### Required task
From the listing below, count the lines where the string "http" occurs. Give the number, with no other words.

### Task input
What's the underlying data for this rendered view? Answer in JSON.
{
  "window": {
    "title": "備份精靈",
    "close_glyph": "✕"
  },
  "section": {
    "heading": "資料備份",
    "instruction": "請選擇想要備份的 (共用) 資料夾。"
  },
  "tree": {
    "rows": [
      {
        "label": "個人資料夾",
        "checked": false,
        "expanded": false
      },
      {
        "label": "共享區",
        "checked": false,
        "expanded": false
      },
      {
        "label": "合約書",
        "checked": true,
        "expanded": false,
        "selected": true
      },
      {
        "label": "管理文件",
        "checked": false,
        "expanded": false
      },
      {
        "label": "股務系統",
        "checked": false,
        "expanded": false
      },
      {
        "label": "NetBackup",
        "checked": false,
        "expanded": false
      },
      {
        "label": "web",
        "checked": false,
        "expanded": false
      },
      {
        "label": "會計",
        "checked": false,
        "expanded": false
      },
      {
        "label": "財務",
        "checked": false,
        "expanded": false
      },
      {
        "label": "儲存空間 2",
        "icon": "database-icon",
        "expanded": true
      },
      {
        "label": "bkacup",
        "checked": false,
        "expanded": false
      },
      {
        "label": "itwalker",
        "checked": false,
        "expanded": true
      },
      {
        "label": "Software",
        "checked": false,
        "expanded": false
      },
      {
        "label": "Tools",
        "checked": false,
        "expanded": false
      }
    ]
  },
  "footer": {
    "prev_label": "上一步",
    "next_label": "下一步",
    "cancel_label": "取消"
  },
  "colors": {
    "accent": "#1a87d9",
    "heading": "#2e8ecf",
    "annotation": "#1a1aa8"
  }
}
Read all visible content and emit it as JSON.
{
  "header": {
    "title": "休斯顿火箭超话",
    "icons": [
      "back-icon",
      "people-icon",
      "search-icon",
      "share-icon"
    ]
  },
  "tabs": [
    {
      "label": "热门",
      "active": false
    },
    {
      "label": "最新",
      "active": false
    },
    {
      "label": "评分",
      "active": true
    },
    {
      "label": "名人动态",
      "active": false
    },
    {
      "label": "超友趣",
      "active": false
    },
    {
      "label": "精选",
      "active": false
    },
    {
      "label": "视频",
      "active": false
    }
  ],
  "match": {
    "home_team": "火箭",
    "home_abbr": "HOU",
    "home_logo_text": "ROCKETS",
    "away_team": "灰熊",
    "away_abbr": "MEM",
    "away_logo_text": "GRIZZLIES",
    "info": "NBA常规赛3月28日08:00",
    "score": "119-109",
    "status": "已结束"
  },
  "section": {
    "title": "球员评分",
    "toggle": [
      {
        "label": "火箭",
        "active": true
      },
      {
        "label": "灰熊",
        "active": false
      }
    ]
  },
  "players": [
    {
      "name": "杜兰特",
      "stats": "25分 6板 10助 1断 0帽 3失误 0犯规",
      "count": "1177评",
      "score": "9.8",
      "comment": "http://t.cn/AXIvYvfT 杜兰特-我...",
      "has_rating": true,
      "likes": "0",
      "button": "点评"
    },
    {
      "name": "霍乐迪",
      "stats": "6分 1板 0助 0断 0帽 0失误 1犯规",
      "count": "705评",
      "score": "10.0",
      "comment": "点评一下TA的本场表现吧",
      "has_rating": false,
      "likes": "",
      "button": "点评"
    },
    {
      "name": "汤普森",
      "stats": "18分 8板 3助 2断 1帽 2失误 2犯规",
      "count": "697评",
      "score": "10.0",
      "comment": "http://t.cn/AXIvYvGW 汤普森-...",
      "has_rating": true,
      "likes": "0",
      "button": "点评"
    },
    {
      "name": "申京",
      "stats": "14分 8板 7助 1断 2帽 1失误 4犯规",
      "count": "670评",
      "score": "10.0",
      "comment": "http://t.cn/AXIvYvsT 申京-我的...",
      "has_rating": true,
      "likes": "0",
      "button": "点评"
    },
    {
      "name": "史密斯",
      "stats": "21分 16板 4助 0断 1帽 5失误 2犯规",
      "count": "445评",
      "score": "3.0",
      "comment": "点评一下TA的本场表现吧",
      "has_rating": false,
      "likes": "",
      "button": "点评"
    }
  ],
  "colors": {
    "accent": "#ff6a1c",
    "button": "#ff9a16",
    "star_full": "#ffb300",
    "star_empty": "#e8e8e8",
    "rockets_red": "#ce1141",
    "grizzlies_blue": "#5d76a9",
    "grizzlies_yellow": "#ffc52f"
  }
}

### Task output
3